AS SUAS TAREFAS
• A. No excerto sobre a energia elétrica, reescreva em forma de lista o parágrafo que começa por "Se a procura fosse satisfeita por sistemas convencionais", mantendo os dados principais.
• B. Prossiga o excerto sobre o custo da energia elétrica renovável, começando a seguir à sua última frase.

EXCERTO
· · ·
Para servir de base à análise, recorremos a um outro artigo, publicado em 5-7-2022, onde defendíamos que a energia elétrica das centrais renováveis tinha de ser, obrigatoriamente, mais cara do que a proveniente de fontes convencionais, como o carvão, o gás ou o nuclear.

A procura de energia elétrica serve de ponto de partida para a gestão de qualquer sistema produtor. Ela é um dado sobre o qual temos muito pouca influência. Só pode ser controlada em parte através do tarifário. Se a energia for muito mais cara a certas horas do dia, o consumidor procurará deslocar o seu consumo para as horas em que é mais barata, o que pode aplanar o diagrama de carga, reduzindo a potência de pico da procura – e das centrais que fornecem a energia. Mas estas tarifas já existem há muito tempo e o seu efeito está consolidado, dando origem aos diagramas de carga típicos dos vários dias da semana, dos meses, do ano. Recentemente surgiram as tarifas indexadas ao mercado grossista que visam deslocar os consumos para alturas em que a eletricidade é mais barata, geralmente quando não se consegue escoar a produção renovável aleatória.

No artigo acima referido, pegámos nos dados das potências do consumo coletados pela REN (médias de 15 minutos) do mês de junho de 2022, e ordenámo-los por ordem decrescente, obtendo a seguinte curva, conhecida como curva de duração de potência, dada mais abaixo. Esta curva permite visualizar imediatamente qual a potência máxima do consumo (a maior) e qual a linha de separação entre a potência de base e uma potência a ser coberta por centrais de ponta, num sistema convencional de produção.

Somos assim conduzidos, considerando apenas o mês em causa, a uma potência de pico da procura de cerca de 7 GW, uma potência de base de 4 GW e uma potência de pontas de 3 GW (7 GW-4 GW). Esta análise só foi feita para um mês, dadas as nossas limitações de cálculo automático. Deve, porém, ser feita para todo o ano, e só a utilizámos a título de exemplo, como se fosse representativa do ano inteiro, neste caso do ano de 2022.

Se a procura fosse satisfeita por sistemas convencionais como ilustrado na figura acima, precisar-se-ia de uma potência de base de aproximadamente 4 GW de centrais a carvão ou nucleares e outros 4 GW (com uma reserva de 1 GW) de centrais de ponta a gás e hídricas, num total de 8 GW de potência total instalada, mas capazes de suprir todo o consumo. As centrais de base funcionariam a 100% durante todo o ano e as centrais de ponta com uma utilização de cerca de 50%. A utilização conjunta (base e pontas) daria uma utilização total de 75%.

Mas num sistema produtor “verde”, só com renováveis como sol e vento, em que a energia é produzida de forma aleatória, e mesmo que ela pudesse ser consumida sempre que disponível, necessitar-se-ia de uma potência total de pelo menos quatro vezes superior à potência de pico, isto é cerca de 30 GW já que a utilização destas fontes não excede os 20%, por razões puramente meteorológicas. Isto corresponde também a um investimento quatro vezes superior à de centrais convencionais, sem considerar ainda que a vida útil das eólicas e solares é menos de metade daquelas, o que significa que o investimento seria oito vezes superior – uma vez que o custo por unidade de potência das centrais convencionais, das eólicas e solares é muito semelhante, ponto que deve ser aprofundado num estudo mais detalhado.
· · ·
INFORMAÇÃO APRESENTADA
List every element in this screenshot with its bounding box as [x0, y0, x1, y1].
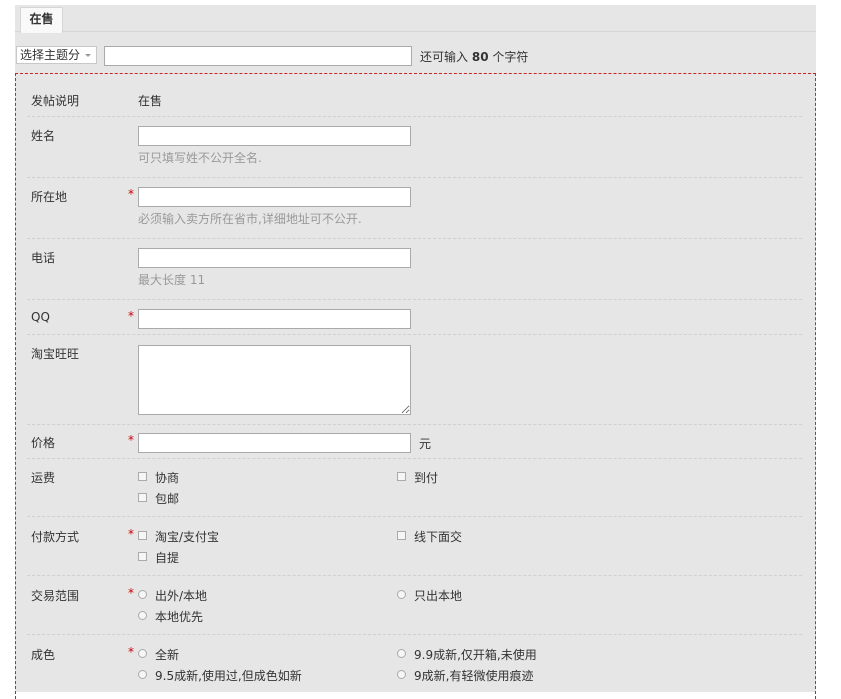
· · ·
RESPOSTAS
• A.
- Centrais de base a carvão ou nucleares: cerca de 4 GW.
- Centrais de ponta a gás e hídricas: outros 4 GW, com 1 GW de reserva.
- Potência total instalada: 8 GW, suficiente para todo o consumo.
- Utilização das centrais de base: 100% durante todo o ano.
- Utilização das centrais de ponta: cerca de 50%.
- Utilização conjunta: 75%.

• B.
Além disso, para que a energia das renováveis possa ser utilizada, são necessários mais investimentos em sistemas de armazenamento como bombagem, baterias, produção de hidrogénio, etc. com uma potência nunca inferior à de ponta (para quando a produção renovável for nula), isto é, cerca de 10 GW e muitas centenas de GWh de capacidade, equivalente a 10 ou mais empreendimentos como os do Tâmega. Supondo que os custos destes sistemas sejam também semelhantes aos das centrais (a aprofundar), os custos totais chegam a quase 10 vezes os da solução convencional atrás considerada, de modo a serem equivalentes em termos de produção e vida útil. Ou seja, uma unidade de potência convencional equivale a 10 unidades de potência “verde” pois só assim são equiparáveis.

Como é que isto vai afetar o preço do kWh? Assumindo que o custo do kW de potência instalada é de c=1000 €/kW para tecnologias convencionais (hipótese simplificada), a parcela do preço do kWh correspondente ao investimento (CI) calculou-se dividindo o investimento total (multiplicado por um fator que traduz o custo de capital) pela energia produzida durante a vida útil que considerámos ser de 30 anos, 8760 horas por ano e uma utilização a 75%. Para a versão convencional, teríamos (euro/kWh):

Para a versão “verde” equivalente, isto é, com a mesma produção e vida útil, o custo do kW de potência equivalente (c’) é 10 vezes superior, como vimos, pelo que:

Outra parcela a ter em conta na versão convencional é a relativa aos consumos de combustível que fixámos num valor médio (que nos parece razoável) de 0,1€/kWh mas que depende dos preços nos mercados de energia.

Por utilização das expressões acima numa tabela de cálculo, a comparação da versão convencional com a “verde” produziu o seguinte gráfico do preço do kWh em função do fator relativo ao custo de capital, que fizemos variar entre 2 e 5.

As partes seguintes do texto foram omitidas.